§ TASK PROMPT: Show each line that has the string "this" in it.

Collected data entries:
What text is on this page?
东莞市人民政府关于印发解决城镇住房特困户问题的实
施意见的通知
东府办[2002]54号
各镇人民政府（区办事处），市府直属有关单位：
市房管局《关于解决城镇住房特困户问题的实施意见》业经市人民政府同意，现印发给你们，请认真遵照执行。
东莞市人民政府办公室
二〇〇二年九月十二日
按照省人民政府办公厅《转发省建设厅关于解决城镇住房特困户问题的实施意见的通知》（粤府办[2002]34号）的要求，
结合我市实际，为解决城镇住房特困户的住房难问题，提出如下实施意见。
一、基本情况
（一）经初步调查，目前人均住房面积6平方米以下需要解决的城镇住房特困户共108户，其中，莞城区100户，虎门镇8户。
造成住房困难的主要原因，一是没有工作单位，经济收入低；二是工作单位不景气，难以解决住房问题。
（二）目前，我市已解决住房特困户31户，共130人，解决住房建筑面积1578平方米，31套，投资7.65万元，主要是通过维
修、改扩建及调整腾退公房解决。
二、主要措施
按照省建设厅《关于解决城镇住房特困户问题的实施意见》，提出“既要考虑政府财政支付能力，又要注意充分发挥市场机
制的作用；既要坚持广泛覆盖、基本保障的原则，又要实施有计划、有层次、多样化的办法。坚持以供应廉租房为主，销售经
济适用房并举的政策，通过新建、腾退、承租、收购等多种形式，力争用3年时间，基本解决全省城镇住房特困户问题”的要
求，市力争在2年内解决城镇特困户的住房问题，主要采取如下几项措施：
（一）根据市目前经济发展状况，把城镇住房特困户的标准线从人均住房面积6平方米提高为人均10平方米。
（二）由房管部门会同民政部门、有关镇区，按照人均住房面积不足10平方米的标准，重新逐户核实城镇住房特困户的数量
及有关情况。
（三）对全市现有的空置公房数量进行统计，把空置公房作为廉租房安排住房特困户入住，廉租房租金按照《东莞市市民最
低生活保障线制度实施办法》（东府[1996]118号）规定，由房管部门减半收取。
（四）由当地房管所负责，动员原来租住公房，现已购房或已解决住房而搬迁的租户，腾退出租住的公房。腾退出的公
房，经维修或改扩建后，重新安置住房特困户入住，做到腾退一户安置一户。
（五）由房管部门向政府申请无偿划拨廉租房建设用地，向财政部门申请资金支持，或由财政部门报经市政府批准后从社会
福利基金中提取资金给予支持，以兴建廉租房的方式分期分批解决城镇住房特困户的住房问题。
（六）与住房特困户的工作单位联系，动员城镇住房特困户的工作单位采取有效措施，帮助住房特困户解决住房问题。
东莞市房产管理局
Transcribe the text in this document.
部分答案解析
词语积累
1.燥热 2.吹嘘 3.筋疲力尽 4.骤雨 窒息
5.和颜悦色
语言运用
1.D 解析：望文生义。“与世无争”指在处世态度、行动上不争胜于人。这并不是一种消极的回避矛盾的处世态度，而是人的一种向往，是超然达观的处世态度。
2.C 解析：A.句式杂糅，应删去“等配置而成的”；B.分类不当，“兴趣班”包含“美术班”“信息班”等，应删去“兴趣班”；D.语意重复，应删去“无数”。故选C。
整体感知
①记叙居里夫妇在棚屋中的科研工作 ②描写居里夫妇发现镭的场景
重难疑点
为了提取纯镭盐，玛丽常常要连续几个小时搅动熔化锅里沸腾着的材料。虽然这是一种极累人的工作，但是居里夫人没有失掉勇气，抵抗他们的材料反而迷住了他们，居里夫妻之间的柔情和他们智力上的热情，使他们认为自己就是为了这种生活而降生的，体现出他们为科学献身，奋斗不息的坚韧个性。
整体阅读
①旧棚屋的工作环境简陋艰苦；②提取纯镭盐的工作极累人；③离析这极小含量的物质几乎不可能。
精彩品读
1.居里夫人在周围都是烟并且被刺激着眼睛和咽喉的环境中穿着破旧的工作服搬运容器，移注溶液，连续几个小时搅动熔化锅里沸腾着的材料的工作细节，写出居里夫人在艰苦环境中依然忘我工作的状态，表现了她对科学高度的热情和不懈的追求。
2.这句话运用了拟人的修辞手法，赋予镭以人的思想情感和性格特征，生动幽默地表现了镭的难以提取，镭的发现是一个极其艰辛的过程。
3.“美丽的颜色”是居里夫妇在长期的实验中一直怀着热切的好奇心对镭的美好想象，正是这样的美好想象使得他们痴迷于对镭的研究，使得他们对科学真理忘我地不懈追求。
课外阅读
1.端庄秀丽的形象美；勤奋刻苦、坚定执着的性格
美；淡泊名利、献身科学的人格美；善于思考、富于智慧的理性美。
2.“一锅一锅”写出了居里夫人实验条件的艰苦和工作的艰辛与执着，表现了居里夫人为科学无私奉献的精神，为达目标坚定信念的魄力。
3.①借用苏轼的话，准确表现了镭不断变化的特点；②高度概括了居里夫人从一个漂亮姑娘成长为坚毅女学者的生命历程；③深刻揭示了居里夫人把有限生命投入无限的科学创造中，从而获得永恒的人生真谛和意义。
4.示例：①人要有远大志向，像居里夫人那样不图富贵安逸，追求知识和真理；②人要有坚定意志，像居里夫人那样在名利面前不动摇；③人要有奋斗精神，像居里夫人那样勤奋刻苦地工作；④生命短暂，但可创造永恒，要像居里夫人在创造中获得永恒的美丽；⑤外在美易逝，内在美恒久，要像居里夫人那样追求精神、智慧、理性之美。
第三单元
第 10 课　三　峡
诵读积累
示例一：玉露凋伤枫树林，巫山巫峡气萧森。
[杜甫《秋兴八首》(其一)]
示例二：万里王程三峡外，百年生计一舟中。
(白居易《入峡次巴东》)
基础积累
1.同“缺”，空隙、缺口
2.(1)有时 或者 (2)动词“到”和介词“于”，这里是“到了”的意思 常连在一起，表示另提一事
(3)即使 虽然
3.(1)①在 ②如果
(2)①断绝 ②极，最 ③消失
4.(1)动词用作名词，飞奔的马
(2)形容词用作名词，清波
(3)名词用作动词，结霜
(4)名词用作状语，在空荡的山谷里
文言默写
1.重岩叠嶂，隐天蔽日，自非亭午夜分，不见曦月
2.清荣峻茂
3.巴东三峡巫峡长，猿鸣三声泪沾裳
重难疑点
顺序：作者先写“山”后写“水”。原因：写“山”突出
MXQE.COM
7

§ RESPONSE BELOW:
What text is on this page?
Transcribe the text in this document.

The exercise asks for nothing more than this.